> Dataset records:
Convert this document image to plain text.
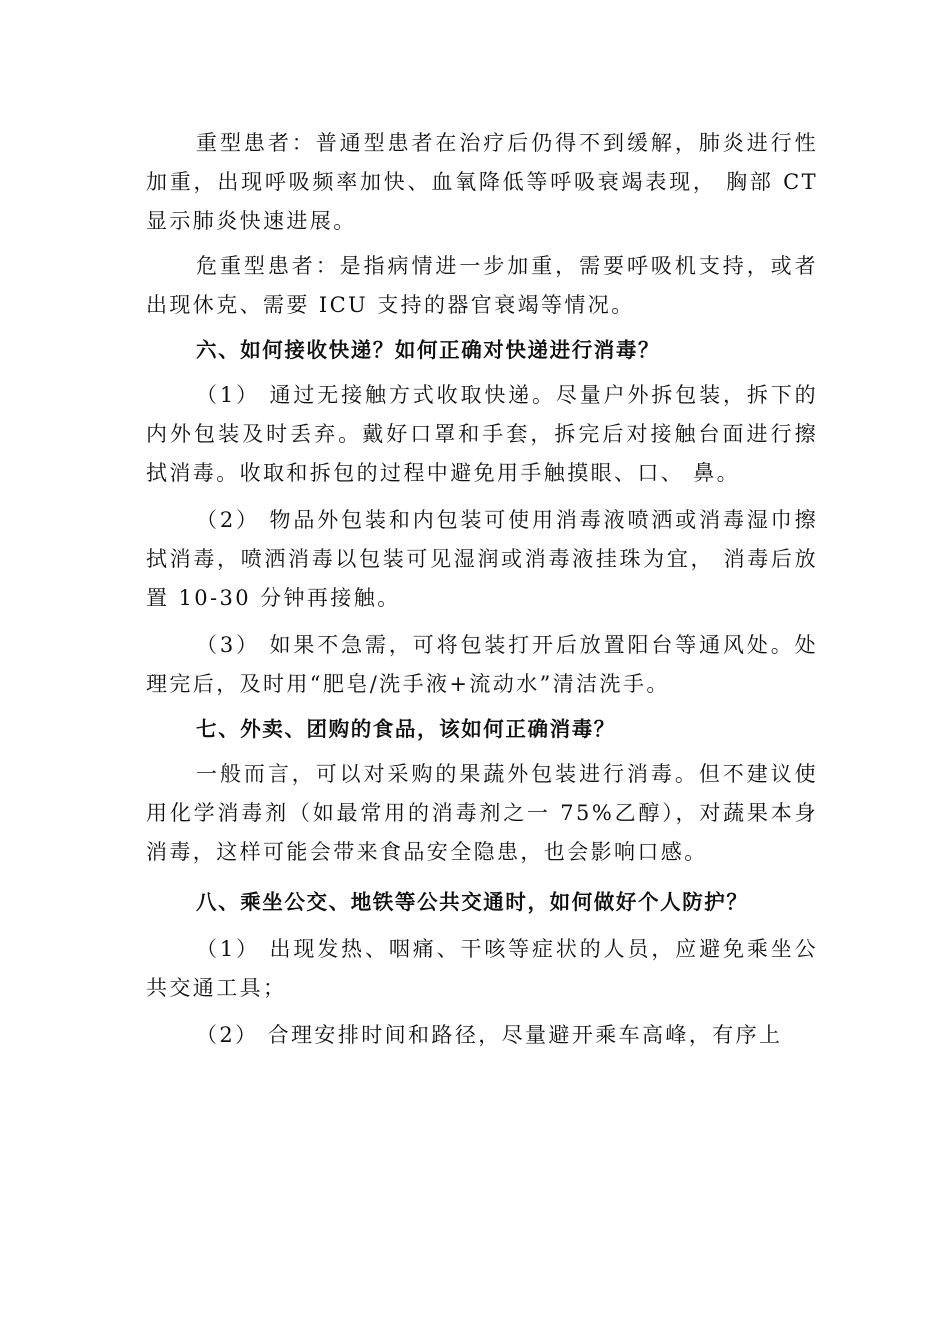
重型患者：普通型患者在治疗后仍得不到缓解，肺炎进行性加重，出现呼吸频率加快、血氧降低等呼吸衰竭表现， 胸部 CT 显示肺炎快速进展。

危重型患者：是指病情进一步加重，需要呼吸机支持，或者出现休克、需要 ICU 支持的器官衰竭等情况。

六、如何接收快递？如何正确对快递进行消毒？

（1） 通过无接触方式收取快递。尽量户外拆包装，拆下的内外包装及时丢弃。戴好口罩和手套，拆完后对接触台面进行擦拭消毒。收取和拆包的过程中避免用手触摸眼、口、 鼻。

（2） 物品外包装和内包装可使用消毒液喷洒或消毒湿巾擦拭消毒，喷洒消毒以包装可见湿润或消毒液挂珠为宜， 消毒后放置 10-30 分钟再接触。

（3） 如果不急需，可将包装打开后放置阳台等通风处。处理完后，及时用“肥皂/洗手液+流动水”清洁洗手。

七、外卖、团购的食品，该如何正确消毒？

一般而言，可以对采购的果蔬外包装进行消毒。但不建议使用化学消毒剂（如最常用的消毒剂之一 75%乙醇），对蔬果本身消毒，这样可能会带来食品安全隐患，也会影响口感。

八、乘坐公交、地铁等公共交通时，如何做好个人防护？

（1） 出现发热、咽痛、干咳等症状的人员，应避免乘坐公共交通工具；

（2） 合理安排时间和路径，尽量避开乘车高峰，有序上
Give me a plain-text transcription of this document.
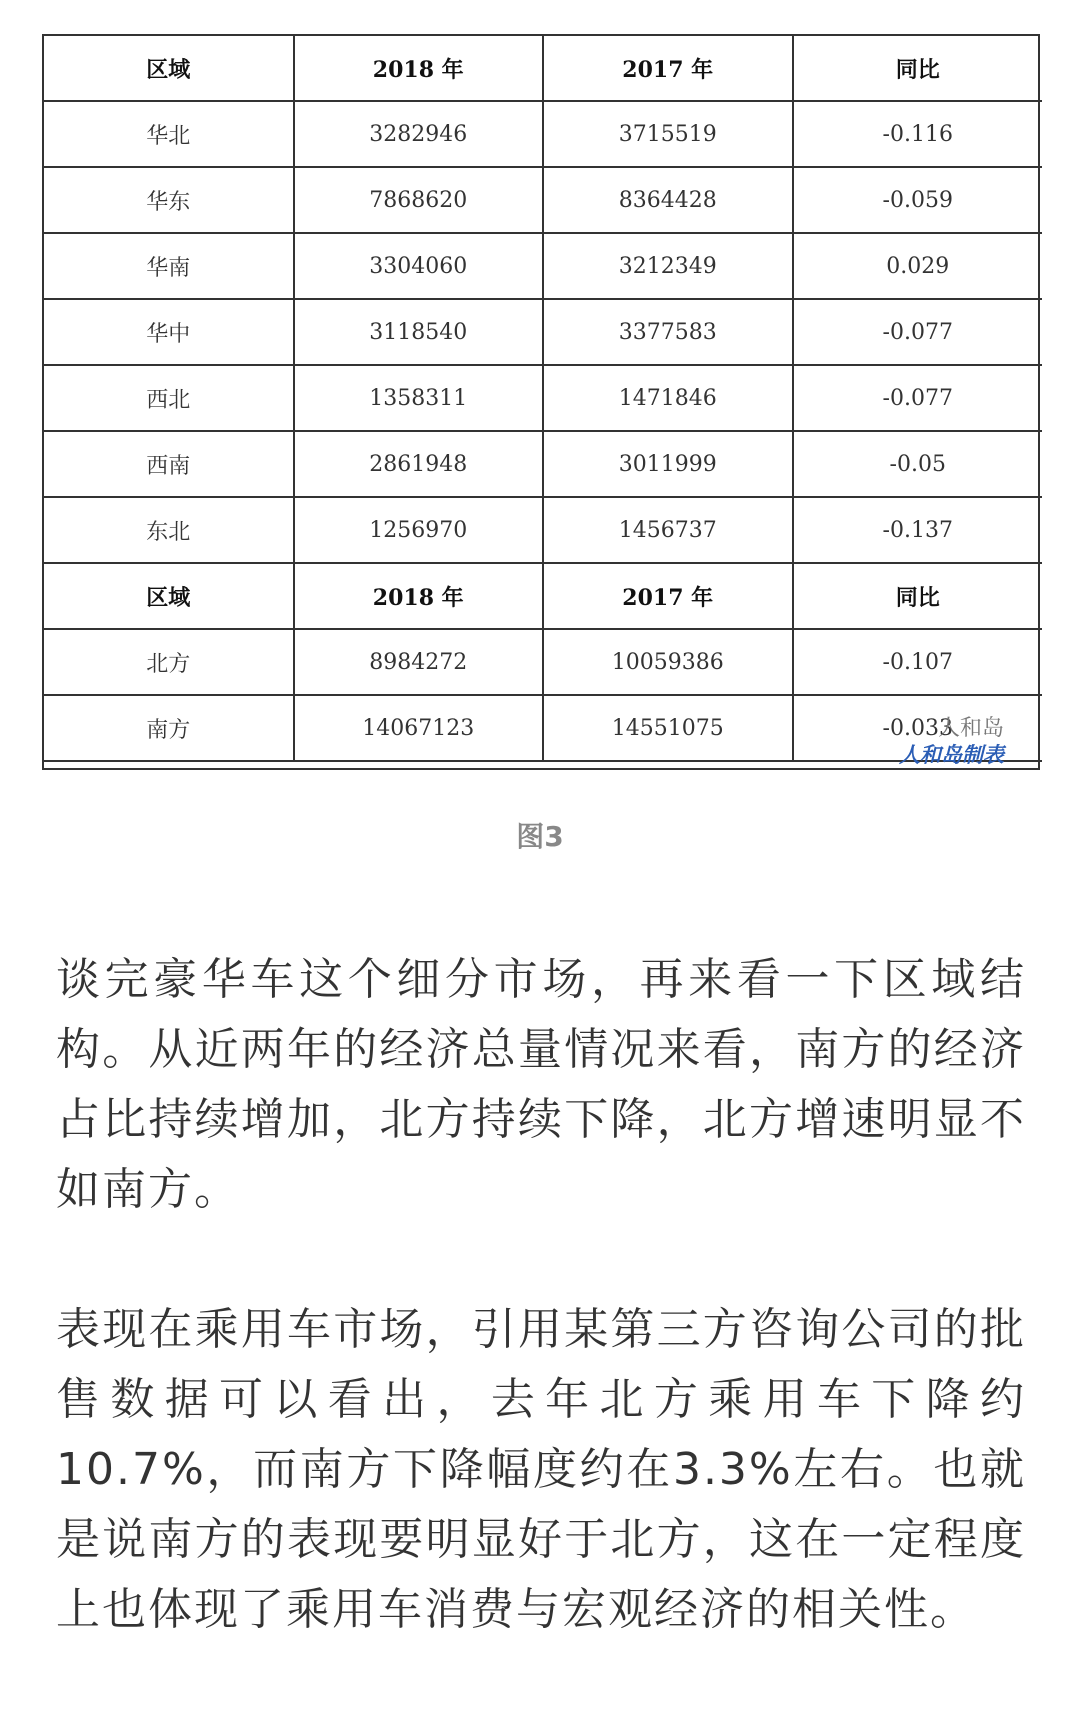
区域	2018 年	2017 年	同比
华北	3282946	3715519	-0.116
华东	7868620	8364428	-0.059
华南	3304060	3212349	0.029
华中	3118540	3377583	-0.077
西北	1358311	1471846	-0.077
西南	2861948	3011999	-0.05
东北	1256970	1456737	-0.137
区域	2018 年	2017 年	同比
北方	8984272	10059386	-0.107
南方	14067123	14551075	-0.033
人和岛
人和岛制表
图3

谈完豪华车这个细分市场，再来看一下区域结构。从近两年的经济总量情况来看，南方的经济占比持续增加，北方持续下降，北方增速明显不如南方。

表现在乘用车市场，引用某第三方咨询公司的批售数据可以看出，去年北方乘用车下降约10.7%，而南方下降幅度约在3.3%左右。也就是说南方的表现要明显好于北方，这在一定程度上也体现了乘用车消费与宏观经济的相关性。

> Brief: Every line that holds the string "this" should be returned.

> Full solution:
Convert this document image to plain text.
Give me a plain-text transcription of this document.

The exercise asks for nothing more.